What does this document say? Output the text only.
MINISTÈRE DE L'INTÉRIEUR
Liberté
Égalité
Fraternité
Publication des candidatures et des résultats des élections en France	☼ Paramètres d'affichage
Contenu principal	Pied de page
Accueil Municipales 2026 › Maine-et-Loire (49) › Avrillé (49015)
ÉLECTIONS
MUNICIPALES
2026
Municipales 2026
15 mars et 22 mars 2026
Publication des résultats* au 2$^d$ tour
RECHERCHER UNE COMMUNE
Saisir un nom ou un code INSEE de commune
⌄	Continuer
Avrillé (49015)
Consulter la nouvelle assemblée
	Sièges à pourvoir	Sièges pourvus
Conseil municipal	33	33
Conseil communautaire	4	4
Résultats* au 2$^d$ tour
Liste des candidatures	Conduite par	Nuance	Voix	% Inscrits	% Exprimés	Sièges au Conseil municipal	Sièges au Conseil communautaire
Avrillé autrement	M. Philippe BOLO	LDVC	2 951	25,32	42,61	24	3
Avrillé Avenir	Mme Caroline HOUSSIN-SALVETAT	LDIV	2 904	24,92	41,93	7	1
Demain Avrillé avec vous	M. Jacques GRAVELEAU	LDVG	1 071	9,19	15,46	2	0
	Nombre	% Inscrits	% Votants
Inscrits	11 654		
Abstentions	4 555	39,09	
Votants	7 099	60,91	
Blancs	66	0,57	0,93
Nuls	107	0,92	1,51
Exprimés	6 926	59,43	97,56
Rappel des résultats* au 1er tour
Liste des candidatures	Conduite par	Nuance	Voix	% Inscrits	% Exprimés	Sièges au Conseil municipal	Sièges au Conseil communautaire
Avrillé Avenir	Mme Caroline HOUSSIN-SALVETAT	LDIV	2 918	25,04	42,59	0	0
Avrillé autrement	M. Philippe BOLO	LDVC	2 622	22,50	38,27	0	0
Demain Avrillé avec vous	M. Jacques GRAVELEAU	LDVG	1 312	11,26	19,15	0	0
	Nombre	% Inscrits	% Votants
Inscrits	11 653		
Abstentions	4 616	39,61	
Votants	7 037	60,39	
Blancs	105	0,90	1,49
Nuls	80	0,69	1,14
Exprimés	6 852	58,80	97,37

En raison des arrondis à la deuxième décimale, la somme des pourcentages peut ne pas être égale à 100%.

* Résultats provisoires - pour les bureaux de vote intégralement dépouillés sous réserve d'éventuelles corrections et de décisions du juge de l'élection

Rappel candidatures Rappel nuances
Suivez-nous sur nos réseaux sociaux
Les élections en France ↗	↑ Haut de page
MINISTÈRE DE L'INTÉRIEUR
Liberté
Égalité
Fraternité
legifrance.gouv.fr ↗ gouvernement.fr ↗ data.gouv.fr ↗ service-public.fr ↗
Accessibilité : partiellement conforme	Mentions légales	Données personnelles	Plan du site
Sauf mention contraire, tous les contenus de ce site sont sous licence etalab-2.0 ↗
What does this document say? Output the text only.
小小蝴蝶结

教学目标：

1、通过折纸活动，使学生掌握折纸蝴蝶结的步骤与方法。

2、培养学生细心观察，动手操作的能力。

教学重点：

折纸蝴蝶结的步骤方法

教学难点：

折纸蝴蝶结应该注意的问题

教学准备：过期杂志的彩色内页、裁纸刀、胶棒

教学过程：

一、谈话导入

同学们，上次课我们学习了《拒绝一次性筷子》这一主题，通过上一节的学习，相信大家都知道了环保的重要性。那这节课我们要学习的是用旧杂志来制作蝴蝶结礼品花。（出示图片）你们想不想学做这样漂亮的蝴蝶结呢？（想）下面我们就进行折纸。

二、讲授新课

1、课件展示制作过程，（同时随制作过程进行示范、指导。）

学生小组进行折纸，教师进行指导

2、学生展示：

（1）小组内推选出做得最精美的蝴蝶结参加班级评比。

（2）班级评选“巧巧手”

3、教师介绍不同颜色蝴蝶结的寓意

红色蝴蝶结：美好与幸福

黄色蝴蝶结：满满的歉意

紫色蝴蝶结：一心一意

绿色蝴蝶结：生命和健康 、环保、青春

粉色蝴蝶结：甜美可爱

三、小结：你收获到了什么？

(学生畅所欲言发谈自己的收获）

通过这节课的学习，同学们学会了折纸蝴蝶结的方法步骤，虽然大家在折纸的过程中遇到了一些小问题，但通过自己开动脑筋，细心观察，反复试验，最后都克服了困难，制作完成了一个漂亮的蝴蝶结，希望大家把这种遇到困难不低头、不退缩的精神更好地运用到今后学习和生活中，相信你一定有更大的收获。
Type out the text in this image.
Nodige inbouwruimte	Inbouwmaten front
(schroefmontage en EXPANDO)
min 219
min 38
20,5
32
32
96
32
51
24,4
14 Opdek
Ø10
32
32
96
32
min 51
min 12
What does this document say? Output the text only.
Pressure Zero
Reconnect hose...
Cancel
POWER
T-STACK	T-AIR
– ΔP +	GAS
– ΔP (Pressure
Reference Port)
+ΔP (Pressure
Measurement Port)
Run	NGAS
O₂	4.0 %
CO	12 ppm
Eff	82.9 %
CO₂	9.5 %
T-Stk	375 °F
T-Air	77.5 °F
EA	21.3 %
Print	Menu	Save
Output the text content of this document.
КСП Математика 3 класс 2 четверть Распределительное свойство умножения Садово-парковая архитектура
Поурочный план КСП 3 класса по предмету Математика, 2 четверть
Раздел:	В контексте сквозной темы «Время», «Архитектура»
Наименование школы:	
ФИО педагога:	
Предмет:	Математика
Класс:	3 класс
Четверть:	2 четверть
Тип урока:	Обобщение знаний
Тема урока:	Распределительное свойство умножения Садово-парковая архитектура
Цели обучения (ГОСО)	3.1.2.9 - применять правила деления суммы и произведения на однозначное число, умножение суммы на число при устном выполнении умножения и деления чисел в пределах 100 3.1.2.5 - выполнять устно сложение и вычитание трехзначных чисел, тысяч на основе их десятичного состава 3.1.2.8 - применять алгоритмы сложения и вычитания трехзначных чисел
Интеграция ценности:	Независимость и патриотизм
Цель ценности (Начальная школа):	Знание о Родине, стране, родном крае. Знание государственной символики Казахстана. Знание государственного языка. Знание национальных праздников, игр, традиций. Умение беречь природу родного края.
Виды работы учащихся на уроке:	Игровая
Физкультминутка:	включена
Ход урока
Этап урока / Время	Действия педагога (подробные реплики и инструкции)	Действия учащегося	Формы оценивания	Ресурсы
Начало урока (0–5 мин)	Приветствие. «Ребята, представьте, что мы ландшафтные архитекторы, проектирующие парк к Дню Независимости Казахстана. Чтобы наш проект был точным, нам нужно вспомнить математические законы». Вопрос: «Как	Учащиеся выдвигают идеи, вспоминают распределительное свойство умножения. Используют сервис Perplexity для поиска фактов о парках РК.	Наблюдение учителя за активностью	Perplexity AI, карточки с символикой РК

_____

**What the task requires**
Output the whole listing above again, word for word.

**Problem solution**
What does this document say? Output the text only.
MINISTÈRE DE L'INTÉRIEUR
Liberté
Égalité
Fraternité
Publication des candidatures et des résultats des élections en France	☼ Paramètres d'affichage
Contenu principal	Pied de page
Accueil Municipales 2026 › Maine-et-Loire (49) › Avrillé (49015)
ÉLECTIONS
MUNICIPALES
2026
Municipales 2026
15 mars et 22 mars 2026
Publication des résultats* au 2$^d$ tour
RECHERCHER UNE COMMUNE
Saisir un nom ou un code INSEE de commune
⌄	Continuer
Avrillé (49015)
Consulter la nouvelle assemblée
	Sièges à pourvoir	Sièges pourvus
Conseil municipal	33	33
Conseil communautaire	4	4
Résultats* au 2$^d$ tour
Liste des candidatures	Conduite par	Nuance	Voix	% Inscrits	% Exprimés	Sièges au Conseil municipal	Sièges au Conseil communautaire
Avrillé autrement	M. Philippe BOLO	LDVC	2 951	25,32	42,61	24	3
Avrillé Avenir	Mme Caroline HOUSSIN-SALVETAT	LDIV	2 904	24,92	41,93	7	1
Demain Avrillé avec vous	M. Jacques GRAVELEAU	LDVG	1 071	9,19	15,46	2	0
	Nombre	% Inscrits	% Votants
Inscrits	11 654		
Abstentions	4 555	39,09	
Votants	7 099	60,91	
Blancs	66	0,57	0,93
Nuls	107	0,92	1,51
Exprimés	6 926	59,43	97,56
Rappel des résultats* au 1er tour
Liste des candidatures	Conduite par	Nuance	Voix	% Inscrits	% Exprimés	Sièges au Conseil municipal	Sièges au Conseil communautaire
Avrillé Avenir	Mme Caroline HOUSSIN-SALVETAT	LDIV	2 918	25,04	42,59	0	0
Avrillé autrement	M. Philippe BOLO	LDVC	2 622	22,50	38,27	0	0
Demain Avrillé avec vous	M. Jacques GRAVELEAU	LDVG	1 312	11,26	19,15	0	0
	Nombre	% Inscrits	% Votants
Inscrits	11 653		
Abstentions	4 616	39,61	
Votants	7 037	60,39	
Blancs	105	0,90	1,49
Nuls	80	0,69	1,14
Exprimés	6 852	58,80	97,37

En raison des arrondis à la deuxième décimale, la somme des pourcentages peut ne pas être égale à 100%.

* Résultats provisoires - pour les bureaux de vote intégralement dépouillés sous réserve d'éventuelles corrections et de décisions du juge de l'élection

Rappel candidatures Rappel nuances
Suivez-nous sur nos réseaux sociaux
Les élections en France ↗	↑ Haut de page
MINISTÈRE DE L'INTÉRIEUR
Liberté
Égalité
Fraternité
legifrance.gouv.fr ↗ gouvernement.fr ↗ data.gouv.fr ↗ service-public.fr ↗
Accessibilité : partiellement conforme	Mentions légales	Données personnelles	Plan du site
Sauf mention contraire, tous les contenus de ce site sont sous licence etalab-2.0 ↗
What does this document say? Output the text only.
小小蝴蝶结

教学目标：

1、通过折纸活动，使学生掌握折纸蝴蝶结的步骤与方法。

2、培养学生细心观察，动手操作的能力。

教学重点：

折纸蝴蝶结的步骤方法

教学难点：

折纸蝴蝶结应该注意的问题

教学准备：过期杂志的彩色内页、裁纸刀、胶棒

教学过程：

一、谈话导入

同学们，上次课我们学习了《拒绝一次性筷子》这一主题，通过上一节的学习，相信大家都知道了环保的重要性。那这节课我们要学习的是用旧杂志来制作蝴蝶结礼品花。（出示图片）你们想不想学做这样漂亮的蝴蝶结呢？（想）下面我们就进行折纸。

二、讲授新课

1、课件展示制作过程，（同时随制作过程进行示范、指导。）

学生小组进行折纸，教师进行指导

2、学生展示：

（1）小组内推选出做得最精美的蝴蝶结参加班级评比。

（2）班级评选“巧巧手”

3、教师介绍不同颜色蝴蝶结的寓意

红色蝴蝶结：美好与幸福

黄色蝴蝶结：满满的歉意

紫色蝴蝶结：一心一意

绿色蝴蝶结：生命和健康 、环保、青春

粉色蝴蝶结：甜美可爱

三、小结：你收获到了什么？

(学生畅所欲言发谈自己的收获）

通过这节课的学习，同学们学会了折纸蝴蝶结的方法步骤，虽然大家在折纸的过程中遇到了一些小问题，但通过自己开动脑筋，细心观察，反复试验，最后都克服了困难，制作完成了一个漂亮的蝴蝶结，希望大家把这种遇到困难不低头、不退缩的精神更好地运用到今后学习和生活中，相信你一定有更大的收获。
Type out the text in this image.
Nodige inbouwruimte	Inbouwmaten front
(schroefmontage en EXPANDO)
min 219
min 38
20,5
32
32
96
32
51
24,4
14 Opdek
Ø10
32
32
96
32
min 51
min 12
What does this document say? Output the text only.
Pressure Zero
Reconnect hose...
Cancel
POWER
T-STACK	T-AIR
– ΔP +	GAS
– ΔP (Pressure
Reference Port)
+ΔP (Pressure
Measurement Port)
Run	NGAS
O₂	4.0 %
CO	12 ppm
Eff	82.9 %
CO₂	9.5 %
T-Stk	375 °F
T-Air	77.5 °F
EA	21.3 %
Print	Menu	Save
Output the text content of this document.
КСП Математика 3 класс 2 четверть Распределительное свойство умножения Садово-парковая архитектура
Поурочный план КСП 3 класса по предмету Математика, 2 четверть
Раздел:	В контексте сквозной темы «Время», «Архитектура»
Наименование школы:	
ФИО педагога:	
Предмет:	Математика
Класс:	3 класс
Четверть:	2 четверть
Тип урока:	Обобщение знаний
Тема урока:	Распределительное свойство умножения Садово-парковая архитектура
Цели обучения (ГОСО)	3.1.2.9 - применять правила деления суммы и произведения на однозначное число, умножение суммы на число при устном выполнении умножения и деления чисел в пределах 100 3.1.2.5 - выполнять устно сложение и вычитание трехзначных чисел, тысяч на основе их десятичного состава 3.1.2.8 - применять алгоритмы сложения и вычитания трехзначных чисел
Интеграция ценности:	Независимость и патриотизм
Цель ценности (Начальная школа):	Знание о Родине, стране, родном крае. Знание государственной символики Казахстана. Знание государственного языка. Знание национальных праздников, игр, традиций. Умение беречь природу родного края.
Виды работы учащихся на уроке:	Игровая
Физкультминутка:	включена
Ход урока
Этап урока / Время	Действия педагога (подробные реплики и инструкции)	Действия учащегося	Формы оценивания	Ресурсы
Начало урока (0–5 мин)	Приветствие. «Ребята, представьте, что мы ландшафтные архитекторы, проектирующие парк к Дню Независимости Казахстана. Чтобы наш проект был точным, нам нужно вспомнить математические законы». Вопрос: «Как	Учащиеся выдвигают идеи, вспоминают распределительное свойство умножения. Используют сервис Perplexity для поиска фактов о парках РК.	Наблюдение учителя за активностью	Perplexity AI, карточки с символикой РК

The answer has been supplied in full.